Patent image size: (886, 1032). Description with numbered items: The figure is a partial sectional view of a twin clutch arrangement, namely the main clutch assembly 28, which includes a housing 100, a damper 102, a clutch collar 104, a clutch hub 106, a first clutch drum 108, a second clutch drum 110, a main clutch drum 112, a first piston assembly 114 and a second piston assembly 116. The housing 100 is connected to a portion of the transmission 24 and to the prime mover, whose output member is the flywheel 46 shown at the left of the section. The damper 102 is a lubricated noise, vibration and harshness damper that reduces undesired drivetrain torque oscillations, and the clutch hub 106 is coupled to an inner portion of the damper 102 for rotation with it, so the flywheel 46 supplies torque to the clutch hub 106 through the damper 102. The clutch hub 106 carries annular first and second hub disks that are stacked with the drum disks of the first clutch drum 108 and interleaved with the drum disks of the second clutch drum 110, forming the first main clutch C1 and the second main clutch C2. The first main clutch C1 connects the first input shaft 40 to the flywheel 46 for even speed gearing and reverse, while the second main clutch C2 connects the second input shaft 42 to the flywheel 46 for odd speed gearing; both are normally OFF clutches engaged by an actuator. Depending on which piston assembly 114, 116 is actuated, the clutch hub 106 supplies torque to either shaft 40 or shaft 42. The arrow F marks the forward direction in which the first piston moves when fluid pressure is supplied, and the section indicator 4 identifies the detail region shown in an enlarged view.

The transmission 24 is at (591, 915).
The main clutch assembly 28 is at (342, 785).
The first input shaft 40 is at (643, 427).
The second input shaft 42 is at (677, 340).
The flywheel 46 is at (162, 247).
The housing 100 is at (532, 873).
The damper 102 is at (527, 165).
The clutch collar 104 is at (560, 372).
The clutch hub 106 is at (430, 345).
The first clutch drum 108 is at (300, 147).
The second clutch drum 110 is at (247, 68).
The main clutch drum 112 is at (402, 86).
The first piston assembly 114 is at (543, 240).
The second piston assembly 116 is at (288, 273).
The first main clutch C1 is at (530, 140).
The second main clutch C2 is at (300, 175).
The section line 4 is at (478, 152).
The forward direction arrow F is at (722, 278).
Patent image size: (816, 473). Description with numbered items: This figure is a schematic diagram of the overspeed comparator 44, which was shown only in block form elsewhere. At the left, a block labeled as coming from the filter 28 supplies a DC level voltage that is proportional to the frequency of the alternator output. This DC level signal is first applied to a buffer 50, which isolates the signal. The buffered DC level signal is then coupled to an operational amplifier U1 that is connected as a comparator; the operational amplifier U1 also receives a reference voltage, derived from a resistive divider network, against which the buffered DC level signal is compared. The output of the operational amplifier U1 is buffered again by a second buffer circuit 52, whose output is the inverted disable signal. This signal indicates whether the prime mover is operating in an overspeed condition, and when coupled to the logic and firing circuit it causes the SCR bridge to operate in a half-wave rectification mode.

- [WHAT YOU WILL DO] Repeat the whole listing above word for word, from the first line to the last.

- [EXERCISE OUTPUT]
Patent image size: (886, 1032). Description with numbered items: The figure is a partial sectional view of a twin clutch arrangement, namely the main clutch assembly 28, which includes a housing 100, a damper 102, a clutch collar 104, a clutch hub 106, a first clutch drum 108, a second clutch drum 110, a main clutch drum 112, a first piston assembly 114 and a second piston assembly 116. The housing 100 is connected to a portion of the transmission 24 and to the prime mover, whose output member is the flywheel 46 shown at the left of the section. The damper 102 is a lubricated noise, vibration and harshness damper that reduces undesired drivetrain torque oscillations, and the clutch hub 106 is coupled to an inner portion of the damper 102 for rotation with it, so the flywheel 46 supplies torque to the clutch hub 106 through the damper 102. The clutch hub 106 carries annular first and second hub disks that are stacked with the drum disks of the first clutch drum 108 and interleaved with the drum disks of the second clutch drum 110, forming the first main clutch C1 and the second main clutch C2. The first main clutch C1 connects the first input shaft 40 to the flywheel 46 for even speed gearing and reverse, while the second main clutch C2 connects the second input shaft 42 to the flywheel 46 for odd speed gearing; both are normally OFF clutches engaged by an actuator. Depending on which piston assembly 114, 116 is actuated, the clutch hub 106 supplies torque to either shaft 40 or shaft 42. The arrow F marks the forward direction in which the first piston moves when fluid pressure is supplied, and the section indicator 4 identifies the detail region shown in an enlarged view.

The transmission 24 is at (591, 915).
The main clutch assembly 28 is at (342, 785).
The first input shaft 40 is at (643, 427).
The second input shaft 42 is at (677, 340).
The flywheel 46 is at (162, 247).
The housing 100 is at (532, 873).
The damper 102 is at (527, 165).
The clutch collar 104 is at (560, 372).
The clutch hub 106 is at (430, 345).
The first clutch drum 108 is at (300, 147).
The second clutch drum 110 is at (247, 68).
The main clutch drum 112 is at (402, 86).
The first piston assembly 114 is at (543, 240).
The second piston assembly 116 is at (288, 273).
The first main clutch C1 is at (530, 140).
The second main clutch C2 is at (300, 175).
The section line 4 is at (478, 152).
The forward direction arrow F is at (722, 278).
Patent image size: (816, 473). Description with numbered items: This figure is a schematic diagram of the overspeed comparator 44, which was shown only in block form elsewhere. At the left, a block labeled as coming from the filter 28 supplies a DC level voltage that is proportional to the frequency of the alternator output. This DC level signal is first applied to a buffer 50, which isolates the signal. The buffered DC level signal is then coupled to an operational amplifier U1 that is connected as a comparator; the operational amplifier U1 also receives a reference voltage, derived from a resistive divider network, against which the buffered DC level signal is compared. The output of the operational amplifier U1 is buffered again by a second buffer circuit 52, whose output is the inverted disable signal. This signal indicates whether the prime mover is operating in an overspeed condition, and when coupled to the logic and firing circuit it causes the SCR bridge to operate in a half-wave rectification mode.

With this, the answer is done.